#### EXERCISE DESCRIPTION
Reproduce all lines of the listing below in which the word "title" occurs.

#### DATASET
———
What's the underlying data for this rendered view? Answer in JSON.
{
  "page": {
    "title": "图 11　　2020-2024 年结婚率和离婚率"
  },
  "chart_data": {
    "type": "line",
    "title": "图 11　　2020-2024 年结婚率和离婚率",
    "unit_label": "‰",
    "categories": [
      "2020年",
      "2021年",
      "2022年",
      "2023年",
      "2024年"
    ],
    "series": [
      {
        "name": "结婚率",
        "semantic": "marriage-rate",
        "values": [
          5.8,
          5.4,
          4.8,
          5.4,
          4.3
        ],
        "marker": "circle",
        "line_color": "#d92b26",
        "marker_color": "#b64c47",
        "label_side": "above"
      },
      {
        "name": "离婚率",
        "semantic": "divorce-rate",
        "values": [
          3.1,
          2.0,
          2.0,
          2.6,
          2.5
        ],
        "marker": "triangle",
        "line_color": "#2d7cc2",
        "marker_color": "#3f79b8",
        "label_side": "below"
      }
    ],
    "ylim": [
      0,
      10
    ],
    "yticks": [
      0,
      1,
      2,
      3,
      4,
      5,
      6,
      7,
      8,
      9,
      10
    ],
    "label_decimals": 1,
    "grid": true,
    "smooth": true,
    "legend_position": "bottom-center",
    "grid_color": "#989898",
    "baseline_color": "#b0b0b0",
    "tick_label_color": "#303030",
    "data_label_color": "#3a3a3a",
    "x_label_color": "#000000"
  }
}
———
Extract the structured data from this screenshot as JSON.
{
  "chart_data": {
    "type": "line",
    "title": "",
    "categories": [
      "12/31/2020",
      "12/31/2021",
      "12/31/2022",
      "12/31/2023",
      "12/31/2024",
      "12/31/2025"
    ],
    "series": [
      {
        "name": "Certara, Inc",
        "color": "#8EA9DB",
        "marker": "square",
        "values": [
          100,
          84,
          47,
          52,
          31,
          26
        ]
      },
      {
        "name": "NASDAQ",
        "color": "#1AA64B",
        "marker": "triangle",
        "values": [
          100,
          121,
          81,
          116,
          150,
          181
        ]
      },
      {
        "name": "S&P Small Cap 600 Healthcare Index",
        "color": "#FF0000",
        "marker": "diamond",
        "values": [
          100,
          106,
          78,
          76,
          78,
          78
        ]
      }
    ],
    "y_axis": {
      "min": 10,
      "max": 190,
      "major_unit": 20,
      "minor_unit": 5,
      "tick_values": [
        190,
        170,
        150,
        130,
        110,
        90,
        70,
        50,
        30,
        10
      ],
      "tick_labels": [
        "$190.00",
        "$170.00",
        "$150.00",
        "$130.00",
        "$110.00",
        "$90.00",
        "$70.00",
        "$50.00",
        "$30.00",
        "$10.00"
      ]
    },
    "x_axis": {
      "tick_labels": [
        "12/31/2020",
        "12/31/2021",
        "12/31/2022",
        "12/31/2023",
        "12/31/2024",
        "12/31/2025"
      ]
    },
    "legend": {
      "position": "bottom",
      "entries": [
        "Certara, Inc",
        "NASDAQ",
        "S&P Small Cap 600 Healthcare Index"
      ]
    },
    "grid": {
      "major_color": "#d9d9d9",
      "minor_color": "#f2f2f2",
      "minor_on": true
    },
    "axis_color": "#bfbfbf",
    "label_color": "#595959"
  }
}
———
#### TASK RESULT
    "title": "图 11　　2020-2024 年结婚率和离婚率"
    "title": "图 11　　2020-2024 年结婚率和离婚率",
    "title": "",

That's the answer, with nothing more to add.